# INFORMATION SUPPLIED start

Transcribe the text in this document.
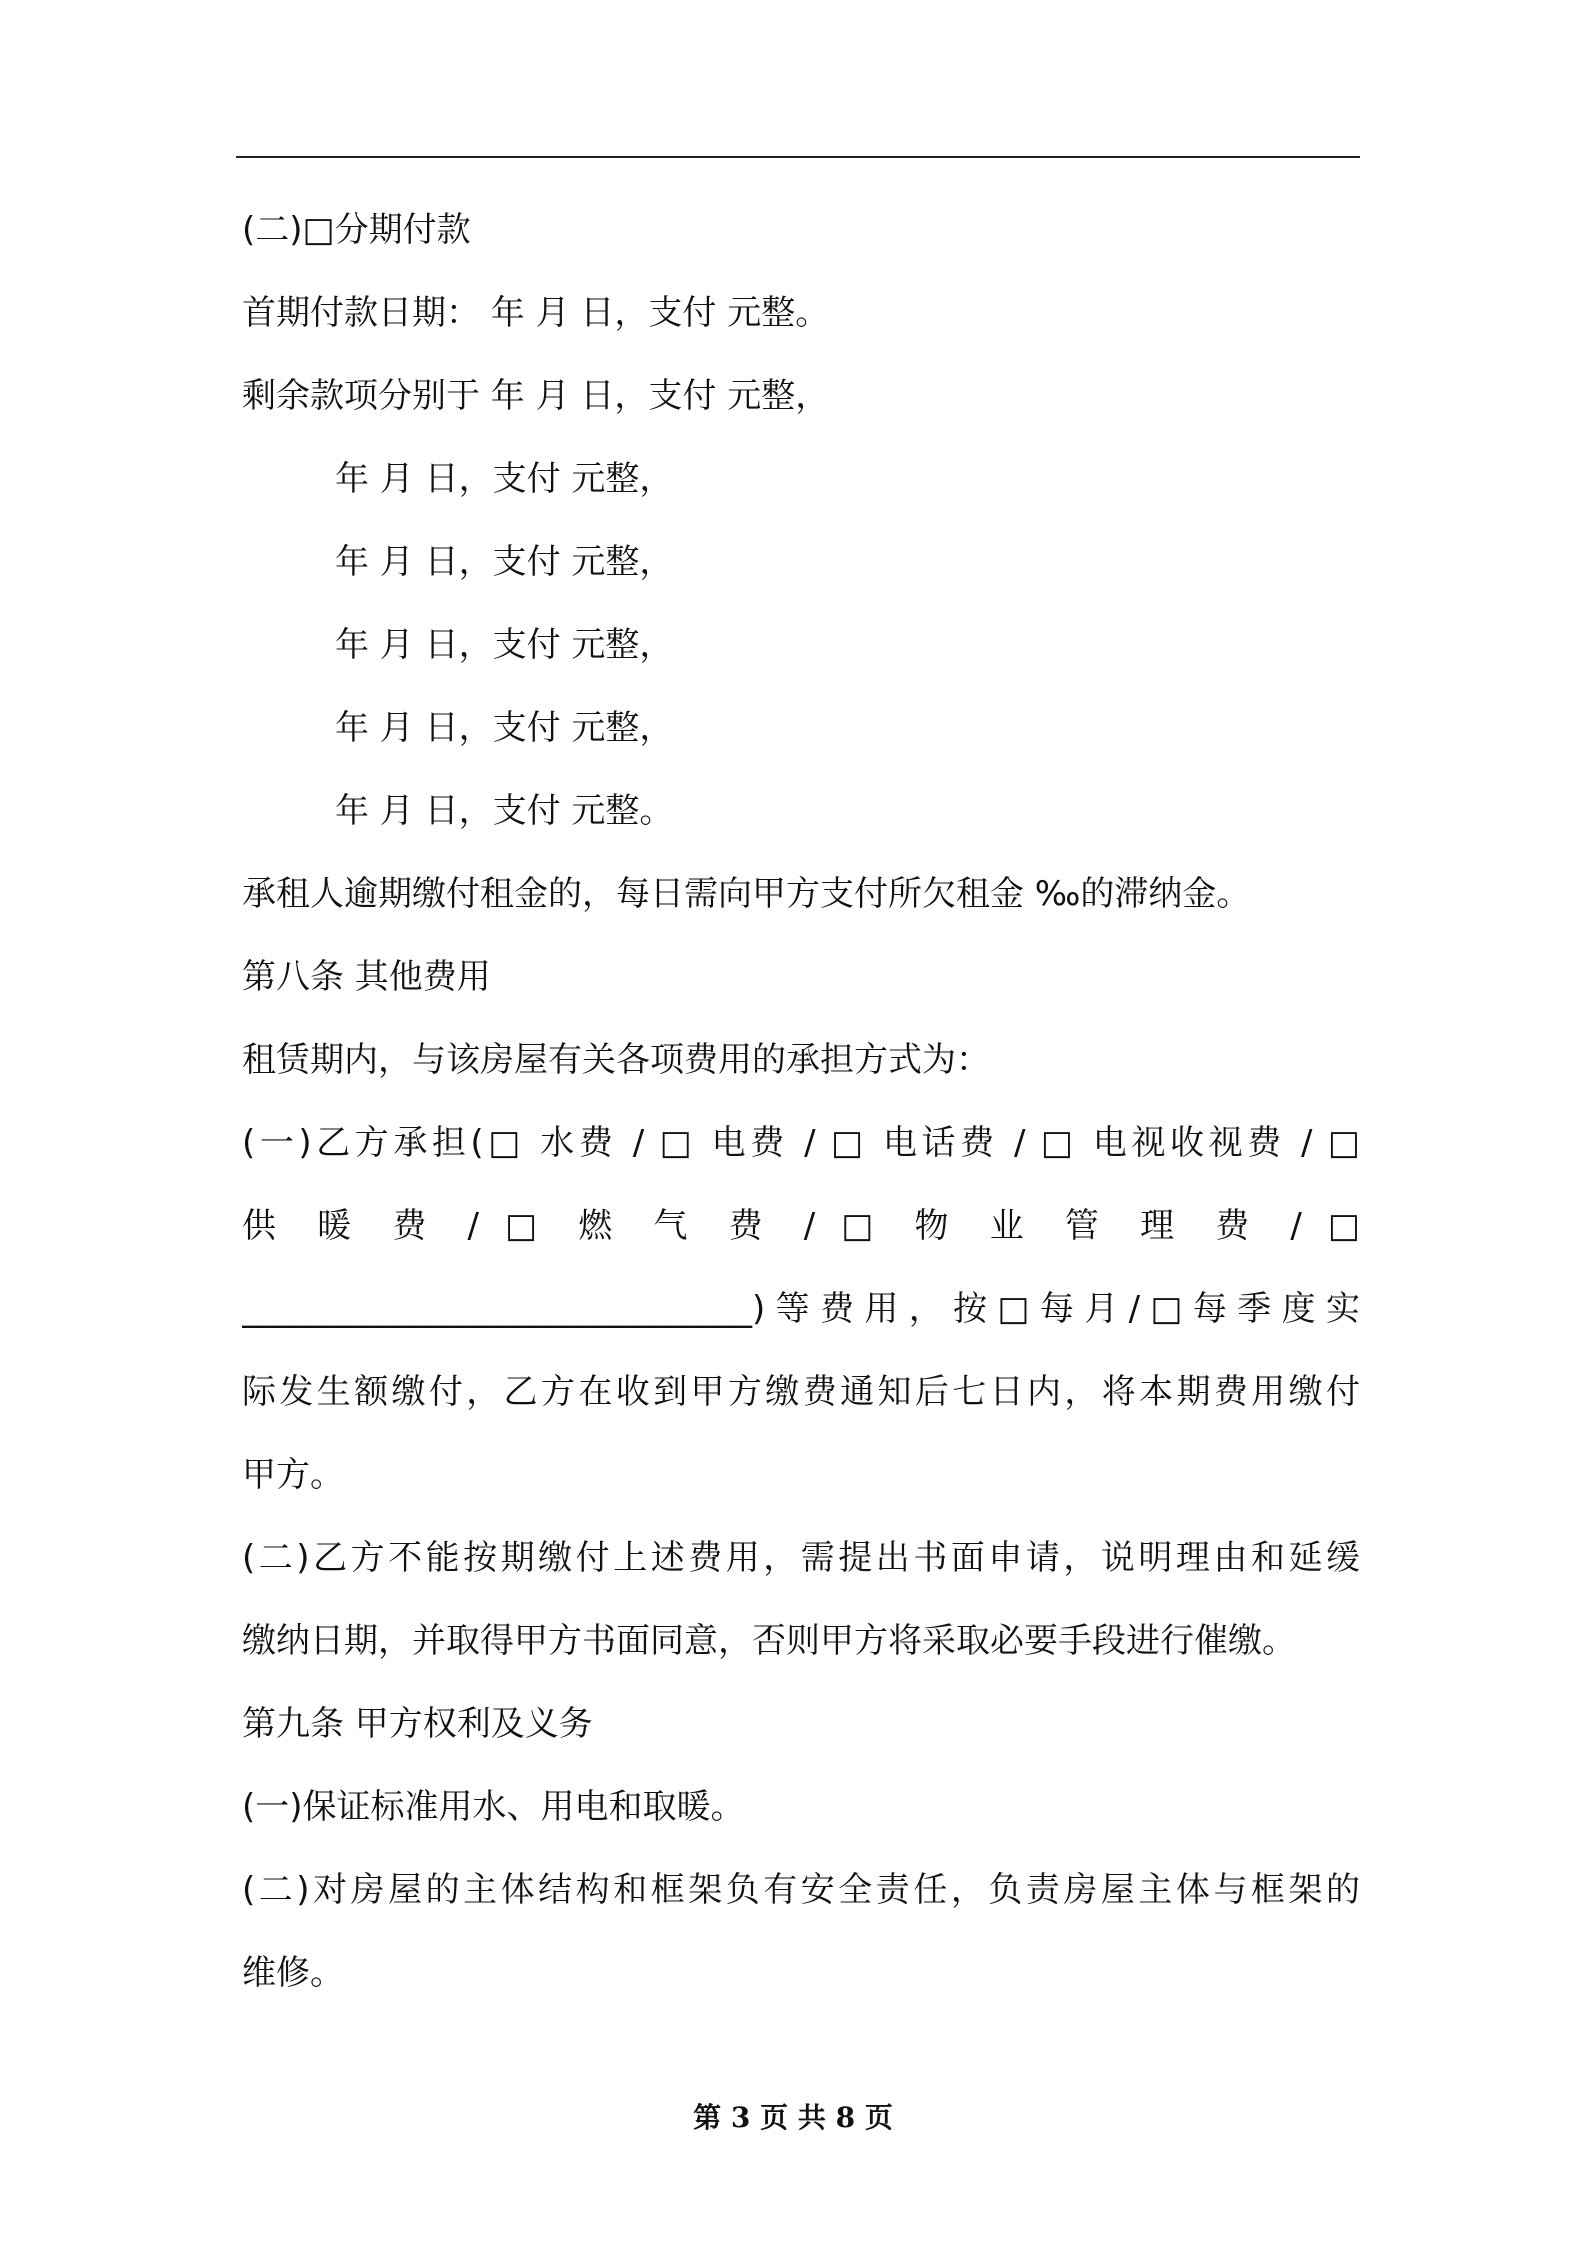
(二)□分期付款
首期付款日期： 年 月 日，支付 元整。
剩余款项分别于 年 月 日，支付 元整，
年 月 日，支付 元整，
年 月 日，支付 元整，
年 月 日，支付 元整，
年 月 日，支付 元整，
年 月 日，支付 元整。
承租人逾期缴付租金的，每日需向甲方支付所欠租金 ‰的滞纳金。
第八条 其他费用
租赁期内，与该房屋有关各项费用的承担方式为：
(一)乙方承担(□ 水费 / □ 电费 / □ 电话费 / □ 电视收视费 / □
供 暖 费 / □ 燃 气 费 / □ 物 业 管 理 费 / □
______________________________)等费用，按□每月/□每季度实
际发生额缴付，乙方在收到甲方缴费通知后七日内，将本期费用缴付
甲方。
(二)乙方不能按期缴付上述费用，需提出书面申请，说明理由和延缓
缴纳日期，并取得甲方书面同意，否则甲方将采取必要手段进行催缴。
第九条 甲方权利及义务
(一)保证标准用水、用电和取暖。
(二)对房屋的主体结构和框架负有安全责任，负责房屋主体与框架的
维修。
第 3 页 共 8 页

# INFORMATION SUPPLIED end

= WORK REQUIRED =
Pictures in the data above should not be copied; transcribe everything else exactly.

= EXERCISE ANSWER =
Transcribe the text in this document.
(二)□分期付款
首期付款日期： 年 月 日，支付 元整。
剩余款项分别于 年 月 日，支付 元整，
年 月 日，支付 元整，
年 月 日，支付 元整，
年 月 日，支付 元整，
年 月 日，支付 元整，
年 月 日，支付 元整。
承租人逾期缴付租金的，每日需向甲方支付所欠租金 ‰的滞纳金。
第八条 其他费用
租赁期内，与该房屋有关各项费用的承担方式为：
(一)乙方承担(□ 水费 / □ 电费 / □ 电话费 / □ 电视收视费 / □
供 暖 费 / □ 燃 气 费 / □ 物 业 管 理 费 / □
______________________________)等费用，按□每月/□每季度实
际发生额缴付，乙方在收到甲方缴费通知后七日内，将本期费用缴付
甲方。
(二)乙方不能按期缴付上述费用，需提出书面申请，说明理由和延缓
缴纳日期，并取得甲方书面同意，否则甲方将采取必要手段进行催缴。
第九条 甲方权利及义务
(一)保证标准用水、用电和取暖。
(二)对房屋的主体结构和框架负有安全责任，负责房屋主体与框架的
维修。
第 3 页 共 8 页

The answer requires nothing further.